** ENTRIES PROVIDED **
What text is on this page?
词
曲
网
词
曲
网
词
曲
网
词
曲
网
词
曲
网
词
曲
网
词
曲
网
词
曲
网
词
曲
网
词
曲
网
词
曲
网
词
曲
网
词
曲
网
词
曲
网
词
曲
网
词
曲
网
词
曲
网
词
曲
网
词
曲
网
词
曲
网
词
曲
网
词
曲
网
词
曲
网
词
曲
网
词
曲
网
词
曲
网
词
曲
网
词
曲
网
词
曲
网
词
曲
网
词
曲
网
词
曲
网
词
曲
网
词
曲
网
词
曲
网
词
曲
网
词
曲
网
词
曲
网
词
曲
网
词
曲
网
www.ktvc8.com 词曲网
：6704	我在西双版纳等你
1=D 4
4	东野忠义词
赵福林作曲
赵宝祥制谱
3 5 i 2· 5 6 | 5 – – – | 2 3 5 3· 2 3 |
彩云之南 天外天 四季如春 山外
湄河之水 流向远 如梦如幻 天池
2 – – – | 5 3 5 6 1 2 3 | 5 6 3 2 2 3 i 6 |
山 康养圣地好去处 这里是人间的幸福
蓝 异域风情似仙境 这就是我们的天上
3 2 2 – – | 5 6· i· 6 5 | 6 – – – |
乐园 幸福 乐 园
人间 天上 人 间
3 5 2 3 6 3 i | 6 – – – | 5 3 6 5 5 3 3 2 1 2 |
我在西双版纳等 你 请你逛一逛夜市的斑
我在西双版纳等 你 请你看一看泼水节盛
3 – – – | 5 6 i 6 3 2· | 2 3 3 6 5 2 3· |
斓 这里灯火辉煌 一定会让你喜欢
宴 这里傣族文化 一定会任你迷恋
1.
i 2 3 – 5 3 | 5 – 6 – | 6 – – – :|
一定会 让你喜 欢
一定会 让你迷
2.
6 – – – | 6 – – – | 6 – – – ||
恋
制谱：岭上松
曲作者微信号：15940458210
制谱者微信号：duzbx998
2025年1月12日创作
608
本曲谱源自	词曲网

** AIM OF THE EXERCISE **
Copy each line of the data exactly, leaving nothing out.

** FINISHED TASK **
What text is on this page?
词
曲
网
词
曲
网
词
曲
网
词
曲
网
词
曲
网
词
曲
网
词
曲
网
词
曲
网
词
曲
网
词
曲
网
词
曲
网
词
曲
网
词
曲
网
词
曲
网
词
曲
网
词
曲
网
词
曲
网
词
曲
网
词
曲
网
词
曲
网
词
曲
网
词
曲
网
词
曲
网
词
曲
网
词
曲
网
词
曲
网
词
曲
网
词
曲
网
词
曲
网
词
曲
网
词
曲
网
词
曲
网
词
曲
网
词
曲
网
词
曲
网
词
曲
网
词
曲
网
词
曲
网
词
曲
网
词
曲
网
www.ktvc8.com 词曲网
：6704	我在西双版纳等你
1=D 4
4	东野忠义词
赵福林作曲
赵宝祥制谱
3 5 i 2· 5 6 | 5 – – – | 2 3 5 3· 2 3 |
彩云之南 天外天 四季如春 山外
湄河之水 流向远 如梦如幻 天池
2 – – – | 5 3 5 6 1 2 3 | 5 6 3 2 2 3 i 6 |
山 康养圣地好去处 这里是人间的幸福
蓝 异域风情似仙境 这就是我们的天上
3 2 2 – – | 5 6· i· 6 5 | 6 – – – |
乐园 幸福 乐 园
人间 天上 人 间
3 5 2 3 6 3 i | 6 – – – | 5 3 6 5 5 3 3 2 1 2 |
我在西双版纳等 你 请你逛一逛夜市的斑
我在西双版纳等 你 请你看一看泼水节盛
3 – – – | 5 6 i 6 3 2· | 2 3 3 6 5 2 3· |
斓 这里灯火辉煌 一定会让你喜欢
宴 这里傣族文化 一定会任你迷恋
1.
i 2 3 – 5 3 | 5 – 6 – | 6 – – – :|
一定会 让你喜 欢
一定会 让你迷
2.
6 – – – | 6 – – – | 6 – – – ||
恋
制谱：岭上松
曲作者微信号：15940458210
制谱者微信号：duzbx998
2025年1月12日创作
608
本曲谱源自	词曲网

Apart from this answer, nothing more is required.